__AIM__
Copy all the material below, exactly as it stands.

━━━━━ RAW RECORDS ━━━━━

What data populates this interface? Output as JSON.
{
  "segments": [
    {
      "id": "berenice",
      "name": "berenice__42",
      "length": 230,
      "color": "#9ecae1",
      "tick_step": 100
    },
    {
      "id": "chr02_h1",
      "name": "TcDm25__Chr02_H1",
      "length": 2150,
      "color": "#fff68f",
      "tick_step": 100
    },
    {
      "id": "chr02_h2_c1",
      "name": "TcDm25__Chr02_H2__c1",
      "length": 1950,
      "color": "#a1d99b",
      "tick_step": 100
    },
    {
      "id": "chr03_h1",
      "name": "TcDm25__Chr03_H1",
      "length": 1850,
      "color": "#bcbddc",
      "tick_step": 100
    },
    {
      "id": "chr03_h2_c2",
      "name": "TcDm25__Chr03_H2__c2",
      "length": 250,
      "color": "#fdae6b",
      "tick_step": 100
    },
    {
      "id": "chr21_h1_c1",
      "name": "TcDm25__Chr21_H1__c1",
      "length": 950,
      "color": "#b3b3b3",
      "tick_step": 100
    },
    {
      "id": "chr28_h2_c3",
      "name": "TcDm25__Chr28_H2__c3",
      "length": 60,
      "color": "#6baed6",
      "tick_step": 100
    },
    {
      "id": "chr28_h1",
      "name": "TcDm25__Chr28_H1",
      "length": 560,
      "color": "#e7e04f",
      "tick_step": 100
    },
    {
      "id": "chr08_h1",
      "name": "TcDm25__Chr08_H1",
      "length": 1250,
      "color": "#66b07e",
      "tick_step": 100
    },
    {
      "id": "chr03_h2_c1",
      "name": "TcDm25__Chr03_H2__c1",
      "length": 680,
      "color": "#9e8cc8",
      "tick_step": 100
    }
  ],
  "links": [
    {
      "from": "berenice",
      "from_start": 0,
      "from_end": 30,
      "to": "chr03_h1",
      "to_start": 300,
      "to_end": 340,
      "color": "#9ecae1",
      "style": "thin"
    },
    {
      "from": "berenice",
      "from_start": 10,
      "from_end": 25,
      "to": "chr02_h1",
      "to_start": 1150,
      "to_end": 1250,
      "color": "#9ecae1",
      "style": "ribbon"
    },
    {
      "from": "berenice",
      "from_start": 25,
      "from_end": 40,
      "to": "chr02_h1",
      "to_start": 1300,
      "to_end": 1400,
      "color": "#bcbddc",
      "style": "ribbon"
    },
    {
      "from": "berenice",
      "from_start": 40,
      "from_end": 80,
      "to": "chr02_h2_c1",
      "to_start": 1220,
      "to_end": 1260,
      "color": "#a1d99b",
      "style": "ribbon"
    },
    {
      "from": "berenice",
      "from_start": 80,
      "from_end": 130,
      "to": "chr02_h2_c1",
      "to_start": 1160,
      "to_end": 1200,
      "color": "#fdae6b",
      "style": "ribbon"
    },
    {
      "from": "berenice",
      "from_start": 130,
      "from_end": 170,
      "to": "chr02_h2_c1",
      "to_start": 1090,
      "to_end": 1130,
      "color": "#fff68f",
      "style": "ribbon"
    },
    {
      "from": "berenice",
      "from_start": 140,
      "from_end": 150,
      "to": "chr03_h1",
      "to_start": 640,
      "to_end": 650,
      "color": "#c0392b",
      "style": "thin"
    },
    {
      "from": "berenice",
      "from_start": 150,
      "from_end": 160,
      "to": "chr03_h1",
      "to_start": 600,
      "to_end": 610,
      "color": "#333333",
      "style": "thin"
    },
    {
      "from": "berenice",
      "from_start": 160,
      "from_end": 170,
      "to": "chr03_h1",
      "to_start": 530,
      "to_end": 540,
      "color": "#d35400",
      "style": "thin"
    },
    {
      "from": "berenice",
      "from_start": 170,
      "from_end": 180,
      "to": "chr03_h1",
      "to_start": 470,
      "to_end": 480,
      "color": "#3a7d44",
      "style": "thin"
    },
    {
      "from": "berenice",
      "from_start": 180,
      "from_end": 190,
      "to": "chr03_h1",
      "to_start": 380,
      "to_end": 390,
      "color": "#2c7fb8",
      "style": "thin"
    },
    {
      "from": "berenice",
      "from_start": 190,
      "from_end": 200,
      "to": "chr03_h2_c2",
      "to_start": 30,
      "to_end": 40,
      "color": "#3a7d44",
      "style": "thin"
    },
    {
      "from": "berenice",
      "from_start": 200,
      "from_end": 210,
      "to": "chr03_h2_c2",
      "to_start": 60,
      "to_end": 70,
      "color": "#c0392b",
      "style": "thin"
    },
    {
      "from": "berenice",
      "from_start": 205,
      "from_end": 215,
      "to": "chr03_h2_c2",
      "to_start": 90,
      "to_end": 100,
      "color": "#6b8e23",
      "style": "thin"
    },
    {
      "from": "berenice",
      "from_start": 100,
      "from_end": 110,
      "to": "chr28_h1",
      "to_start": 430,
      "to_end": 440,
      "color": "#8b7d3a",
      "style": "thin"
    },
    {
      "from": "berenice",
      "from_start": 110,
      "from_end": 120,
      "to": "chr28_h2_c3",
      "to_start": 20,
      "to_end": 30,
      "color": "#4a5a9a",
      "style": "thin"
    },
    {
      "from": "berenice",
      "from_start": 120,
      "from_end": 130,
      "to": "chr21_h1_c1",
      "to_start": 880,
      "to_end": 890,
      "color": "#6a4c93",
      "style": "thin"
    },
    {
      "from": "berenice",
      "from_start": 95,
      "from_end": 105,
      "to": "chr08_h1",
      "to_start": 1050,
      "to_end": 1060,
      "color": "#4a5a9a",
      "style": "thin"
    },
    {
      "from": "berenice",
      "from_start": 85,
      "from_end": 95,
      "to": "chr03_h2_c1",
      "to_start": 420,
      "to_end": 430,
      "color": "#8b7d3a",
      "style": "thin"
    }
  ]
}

━━━━━

__ANSWER TO THIS TASK__
What data populates this interface? Output as JSON.
{
  "segments": [
    {
      "id": "berenice",
      "name": "berenice__42",
      "length": 230,
      "color": "#9ecae1",
      "tick_step": 100
    },
    {
      "id": "chr02_h1",
      "name": "TcDm25__Chr02_H1",
      "length": 2150,
      "color": "#fff68f",
      "tick_step": 100
    },
    {
      "id": "chr02_h2_c1",
      "name": "TcDm25__Chr02_H2__c1",
      "length": 1950,
      "color": "#a1d99b",
      "tick_step": 100
    },
    {
      "id": "chr03_h1",
      "name": "TcDm25__Chr03_H1",
      "length": 1850,
      "color": "#bcbddc",
      "tick_step": 100
    },
    {
      "id": "chr03_h2_c2",
      "name": "TcDm25__Chr03_H2__c2",
      "length": 250,
      "color": "#fdae6b",
      "tick_step": 100
    },
    {
      "id": "chr21_h1_c1",
      "name": "TcDm25__Chr21_H1__c1",
      "length": 950,
      "color": "#b3b3b3",
      "tick_step": 100
    },
    {
      "id": "chr28_h2_c3",
      "name": "TcDm25__Chr28_H2__c3",
      "length": 60,
      "color": "#6baed6",
      "tick_step": 100
    },
    {
      "id": "chr28_h1",
      "name": "TcDm25__Chr28_H1",
      "length": 560,
      "color": "#e7e04f",
      "tick_step": 100
    },
    {
      "id": "chr08_h1",
      "name": "TcDm25__Chr08_H1",
      "length": 1250,
      "color": "#66b07e",
      "tick_step": 100
    },
    {
      "id": "chr03_h2_c1",
      "name": "TcDm25__Chr03_H2__c1",
      "length": 680,
      "color": "#9e8cc8",
      "tick_step": 100
    }
  ],
  "links": [
    {
      "from": "berenice",
      "from_start": 0,
      "from_end": 30,
      "to": "chr03_h1",
      "to_start": 300,
      "to_end": 340,
      "color": "#9ecae1",
      "style": "thin"
    },
    {
      "from": "berenice",
      "from_start": 10,
      "from_end": 25,
      "to": "chr02_h1",
      "to_start": 1150,
      "to_end": 1250,
      "color": "#9ecae1",
      "style": "ribbon"
    },
    {
      "from": "berenice",
      "from_start": 25,
      "from_end": 40,
      "to": "chr02_h1",
      "to_start": 1300,
      "to_end": 1400,
      "color": "#bcbddc",
      "style": "ribbon"
    },
    {
      "from": "berenice",
      "from_start": 40,
      "from_end": 80,
      "to": "chr02_h2_c1",
      "to_start": 1220,
      "to_end": 1260,
      "color": "#a1d99b",
      "style": "ribbon"
    },
    {
      "from": "berenice",
      "from_start": 80,
      "from_end": 130,
      "to": "chr02_h2_c1",
      "to_start": 1160,
      "to_end": 1200,
      "color": "#fdae6b",
      "style": "ribbon"
    },
    {
      "from": "berenice",
      "from_start": 130,
      "from_end": 170,
      "to": "chr02_h2_c1",
      "to_start": 1090,
      "to_end": 1130,
      "color": "#fff68f",
      "style": "ribbon"
    },
    {
      "from": "berenice",
      "from_start": 140,
      "from_end": 150,
      "to": "chr03_h1",
      "to_start": 640,
      "to_end": 650,
      "color": "#c0392b",
      "style": "thin"
    },
    {
      "from": "berenice",
      "from_start": 150,
      "from_end": 160,
      "to": "chr03_h1",
      "to_start": 600,
      "to_end": 610,
      "color": "#333333",
      "style": "thin"
    },
    {
      "from": "berenice",
      "from_start": 160,
      "from_end": 170,
      "to": "chr03_h1",
      "to_start": 530,
      "to_end": 540,
      "color": "#d35400",
      "style": "thin"
    },
    {
      "from": "berenice",
      "from_start": 170,
      "from_end": 180,
      "to": "chr03_h1",
      "to_start": 470,
      "to_end": 480,
      "color": "#3a7d44",
      "style": "thin"
    },
    {
      "from": "berenice",
      "from_start": 180,
      "from_end": 190,
      "to": "chr03_h1",
      "to_start": 380,
      "to_end": 390,
      "color": "#2c7fb8",
      "style": "thin"
    },
    {
      "from": "berenice",
      "from_start": 190,
      "from_end": 200,
      "to": "chr03_h2_c2",
      "to_start": 30,
      "to_end": 40,
      "color": "#3a7d44",
      "style": "thin"
    },
    {
      "from": "berenice",
      "from_start": 200,
      "from_end": 210,
      "to": "chr03_h2_c2",
      "to_start": 60,
      "to_end": 70,
      "color": "#c0392b",
      "style": "thin"
    },
    {
      "from": "berenice",
      "from_start": 205,
      "from_end": 215,
      "to": "chr03_h2_c2",
      "to_start": 90,
      "to_end": 100,
      "color": "#6b8e23",
      "style": "thin"
    },
    {
      "from": "berenice",
      "from_start": 100,
      "from_end": 110,
      "to": "chr28_h1",
      "to_start": 430,
      "to_end": 440,
      "color": "#8b7d3a",
      "style": "thin"
    },
    {
      "from": "berenice",
      "from_start": 110,
      "from_end": 120,
      "to": "chr28_h2_c3",
      "to_start": 20,
      "to_end": 30,
      "color": "#4a5a9a",
      "style": "thin"
    },
    {
      "from": "berenice",
      "from_start": 120,
      "from_end": 130,
      "to": "chr21_h1_c1",
      "to_start": 880,
      "to_end": 890,
      "color": "#6a4c93",
      "style": "thin"
    },
    {
      "from": "berenice",
      "from_start": 95,
      "from_end": 105,
      "to": "chr08_h1",
      "to_start": 1050,
      "to_end": 1060,
      "color": "#4a5a9a",
      "style": "thin"
    },
    {
      "from": "berenice",
      "from_start": 85,
      "from_end": 95,
      "to": "chr03_h2_c1",
      "to_start": 420,
      "to_end": 430,
      "color": "#8b7d3a",
      "style": "thin"
    }
  ]
}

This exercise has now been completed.